▶ Input records
----
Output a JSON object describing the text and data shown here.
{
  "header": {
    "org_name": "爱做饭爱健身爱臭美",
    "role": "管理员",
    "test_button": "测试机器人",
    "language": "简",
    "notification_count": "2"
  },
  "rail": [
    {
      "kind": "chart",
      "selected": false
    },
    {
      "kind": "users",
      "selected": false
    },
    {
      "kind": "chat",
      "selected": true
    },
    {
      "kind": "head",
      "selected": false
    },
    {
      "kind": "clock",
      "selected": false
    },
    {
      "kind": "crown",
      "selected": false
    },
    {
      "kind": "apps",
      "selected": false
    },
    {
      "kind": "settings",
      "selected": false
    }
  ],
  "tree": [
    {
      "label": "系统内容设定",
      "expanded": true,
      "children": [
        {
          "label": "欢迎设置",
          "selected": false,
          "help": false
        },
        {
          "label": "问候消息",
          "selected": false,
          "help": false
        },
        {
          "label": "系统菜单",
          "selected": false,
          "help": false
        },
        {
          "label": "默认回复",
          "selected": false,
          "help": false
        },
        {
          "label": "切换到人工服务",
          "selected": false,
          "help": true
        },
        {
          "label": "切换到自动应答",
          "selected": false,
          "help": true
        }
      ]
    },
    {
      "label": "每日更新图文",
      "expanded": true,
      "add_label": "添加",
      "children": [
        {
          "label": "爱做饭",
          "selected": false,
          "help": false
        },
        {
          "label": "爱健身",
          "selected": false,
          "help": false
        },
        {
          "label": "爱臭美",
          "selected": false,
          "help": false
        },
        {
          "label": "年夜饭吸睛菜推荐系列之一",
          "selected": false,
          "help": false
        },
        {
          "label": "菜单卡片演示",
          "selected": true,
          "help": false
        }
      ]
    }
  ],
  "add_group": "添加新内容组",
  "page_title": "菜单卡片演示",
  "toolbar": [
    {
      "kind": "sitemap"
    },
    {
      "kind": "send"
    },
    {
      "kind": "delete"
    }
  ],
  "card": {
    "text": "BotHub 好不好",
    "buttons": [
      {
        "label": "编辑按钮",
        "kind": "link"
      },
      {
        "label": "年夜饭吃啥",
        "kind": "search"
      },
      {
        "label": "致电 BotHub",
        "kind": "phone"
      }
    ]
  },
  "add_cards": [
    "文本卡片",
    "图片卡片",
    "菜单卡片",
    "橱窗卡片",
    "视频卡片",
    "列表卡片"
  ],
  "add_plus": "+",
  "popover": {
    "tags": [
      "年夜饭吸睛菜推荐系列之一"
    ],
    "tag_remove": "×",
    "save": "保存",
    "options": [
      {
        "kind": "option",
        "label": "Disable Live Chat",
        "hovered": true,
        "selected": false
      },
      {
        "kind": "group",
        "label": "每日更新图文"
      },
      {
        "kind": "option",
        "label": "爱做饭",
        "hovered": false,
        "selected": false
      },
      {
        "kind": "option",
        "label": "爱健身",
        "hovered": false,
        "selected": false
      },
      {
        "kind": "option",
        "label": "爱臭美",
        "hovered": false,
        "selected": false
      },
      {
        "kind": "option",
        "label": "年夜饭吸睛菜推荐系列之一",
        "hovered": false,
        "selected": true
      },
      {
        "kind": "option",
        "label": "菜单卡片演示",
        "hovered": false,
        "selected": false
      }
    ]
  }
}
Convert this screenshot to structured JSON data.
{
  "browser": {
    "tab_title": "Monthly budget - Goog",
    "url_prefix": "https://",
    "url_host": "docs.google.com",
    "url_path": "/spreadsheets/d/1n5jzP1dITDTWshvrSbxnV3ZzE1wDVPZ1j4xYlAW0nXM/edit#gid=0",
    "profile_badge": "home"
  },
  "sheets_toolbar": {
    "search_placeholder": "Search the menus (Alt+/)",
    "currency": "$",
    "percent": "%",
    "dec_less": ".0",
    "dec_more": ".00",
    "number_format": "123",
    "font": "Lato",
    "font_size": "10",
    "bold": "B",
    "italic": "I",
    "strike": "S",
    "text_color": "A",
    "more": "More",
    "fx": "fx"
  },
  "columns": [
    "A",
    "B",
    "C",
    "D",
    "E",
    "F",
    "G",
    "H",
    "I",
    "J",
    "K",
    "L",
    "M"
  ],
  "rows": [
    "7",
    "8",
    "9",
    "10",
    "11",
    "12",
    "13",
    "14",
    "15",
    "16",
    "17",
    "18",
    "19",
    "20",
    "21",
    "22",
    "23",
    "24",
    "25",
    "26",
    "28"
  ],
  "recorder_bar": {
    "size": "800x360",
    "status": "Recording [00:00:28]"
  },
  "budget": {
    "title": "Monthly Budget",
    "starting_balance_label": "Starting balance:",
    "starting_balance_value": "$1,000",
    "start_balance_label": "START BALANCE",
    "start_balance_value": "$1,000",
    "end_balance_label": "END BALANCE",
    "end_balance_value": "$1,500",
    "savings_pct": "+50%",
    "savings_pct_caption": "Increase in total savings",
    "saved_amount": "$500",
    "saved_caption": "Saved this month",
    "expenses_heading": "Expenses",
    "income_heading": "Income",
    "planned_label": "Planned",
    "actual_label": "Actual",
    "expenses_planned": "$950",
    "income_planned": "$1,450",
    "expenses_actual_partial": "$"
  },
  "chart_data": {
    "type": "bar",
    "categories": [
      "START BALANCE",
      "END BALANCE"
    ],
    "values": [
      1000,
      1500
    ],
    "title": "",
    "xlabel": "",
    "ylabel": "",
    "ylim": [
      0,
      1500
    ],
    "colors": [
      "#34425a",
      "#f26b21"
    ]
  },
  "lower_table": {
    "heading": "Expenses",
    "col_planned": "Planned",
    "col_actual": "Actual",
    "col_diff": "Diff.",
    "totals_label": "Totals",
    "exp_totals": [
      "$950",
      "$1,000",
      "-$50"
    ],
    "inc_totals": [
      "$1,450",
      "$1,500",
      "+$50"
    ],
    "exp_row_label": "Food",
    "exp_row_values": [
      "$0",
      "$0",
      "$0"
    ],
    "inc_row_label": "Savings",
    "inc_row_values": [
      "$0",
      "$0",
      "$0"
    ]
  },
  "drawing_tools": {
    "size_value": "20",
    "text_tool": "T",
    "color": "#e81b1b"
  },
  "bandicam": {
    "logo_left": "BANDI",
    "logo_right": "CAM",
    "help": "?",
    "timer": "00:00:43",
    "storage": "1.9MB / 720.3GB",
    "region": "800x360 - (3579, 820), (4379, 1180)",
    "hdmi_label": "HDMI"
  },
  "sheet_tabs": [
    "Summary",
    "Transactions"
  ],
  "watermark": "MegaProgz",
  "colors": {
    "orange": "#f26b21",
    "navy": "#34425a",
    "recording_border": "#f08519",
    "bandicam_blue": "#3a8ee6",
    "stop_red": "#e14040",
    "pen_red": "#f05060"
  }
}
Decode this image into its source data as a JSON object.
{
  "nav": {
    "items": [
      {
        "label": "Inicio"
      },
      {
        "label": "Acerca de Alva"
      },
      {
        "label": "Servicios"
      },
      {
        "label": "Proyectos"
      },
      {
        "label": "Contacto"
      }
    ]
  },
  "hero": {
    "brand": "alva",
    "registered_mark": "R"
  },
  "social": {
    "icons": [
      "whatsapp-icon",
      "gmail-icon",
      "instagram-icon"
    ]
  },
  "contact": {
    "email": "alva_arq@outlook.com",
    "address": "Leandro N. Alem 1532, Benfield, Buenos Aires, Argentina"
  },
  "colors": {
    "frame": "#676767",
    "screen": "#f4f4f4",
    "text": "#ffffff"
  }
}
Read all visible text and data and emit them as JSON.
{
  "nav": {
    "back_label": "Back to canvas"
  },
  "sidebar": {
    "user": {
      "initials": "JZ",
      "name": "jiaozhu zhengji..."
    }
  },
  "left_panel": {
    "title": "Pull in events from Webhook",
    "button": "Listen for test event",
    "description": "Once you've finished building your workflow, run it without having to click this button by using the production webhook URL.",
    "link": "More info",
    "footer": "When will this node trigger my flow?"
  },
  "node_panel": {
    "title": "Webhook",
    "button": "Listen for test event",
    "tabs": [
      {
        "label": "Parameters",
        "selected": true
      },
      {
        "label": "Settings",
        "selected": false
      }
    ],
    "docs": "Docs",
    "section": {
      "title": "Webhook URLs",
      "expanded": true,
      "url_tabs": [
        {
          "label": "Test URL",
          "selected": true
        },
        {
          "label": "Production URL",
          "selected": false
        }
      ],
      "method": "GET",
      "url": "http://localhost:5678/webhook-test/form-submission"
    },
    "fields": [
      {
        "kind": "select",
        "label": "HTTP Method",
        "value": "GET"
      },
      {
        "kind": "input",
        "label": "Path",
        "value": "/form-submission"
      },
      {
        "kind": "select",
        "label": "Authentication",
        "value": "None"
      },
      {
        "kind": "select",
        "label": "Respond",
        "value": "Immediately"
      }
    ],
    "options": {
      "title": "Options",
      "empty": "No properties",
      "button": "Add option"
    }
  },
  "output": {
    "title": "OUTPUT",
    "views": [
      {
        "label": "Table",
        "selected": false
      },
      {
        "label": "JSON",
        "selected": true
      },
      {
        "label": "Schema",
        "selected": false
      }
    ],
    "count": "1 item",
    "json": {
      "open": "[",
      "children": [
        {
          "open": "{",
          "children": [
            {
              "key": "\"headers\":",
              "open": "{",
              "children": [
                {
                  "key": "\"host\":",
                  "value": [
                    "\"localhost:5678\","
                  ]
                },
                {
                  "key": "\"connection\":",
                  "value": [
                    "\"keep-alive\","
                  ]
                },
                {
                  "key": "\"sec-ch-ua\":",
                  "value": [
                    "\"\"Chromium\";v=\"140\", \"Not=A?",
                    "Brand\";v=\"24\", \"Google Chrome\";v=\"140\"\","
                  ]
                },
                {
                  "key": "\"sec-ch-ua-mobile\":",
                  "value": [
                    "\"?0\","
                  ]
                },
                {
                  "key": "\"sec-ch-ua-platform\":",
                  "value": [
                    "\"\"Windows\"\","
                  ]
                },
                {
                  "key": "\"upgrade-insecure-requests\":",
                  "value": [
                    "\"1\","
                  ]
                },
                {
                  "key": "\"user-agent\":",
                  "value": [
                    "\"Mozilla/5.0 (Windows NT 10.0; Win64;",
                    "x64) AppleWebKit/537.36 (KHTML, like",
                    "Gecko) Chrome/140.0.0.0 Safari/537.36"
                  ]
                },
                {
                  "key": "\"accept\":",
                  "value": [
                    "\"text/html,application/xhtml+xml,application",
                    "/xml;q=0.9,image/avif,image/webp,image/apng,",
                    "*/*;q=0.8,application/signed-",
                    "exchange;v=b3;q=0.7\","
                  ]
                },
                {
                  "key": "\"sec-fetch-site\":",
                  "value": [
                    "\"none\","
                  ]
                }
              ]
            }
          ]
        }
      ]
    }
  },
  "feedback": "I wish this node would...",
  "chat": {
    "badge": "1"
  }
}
----
Copy each line that contains the word "object".

▶ Task answer
Output a JSON object describing the text and data shown here.
Decode this image into its source data as a JSON object.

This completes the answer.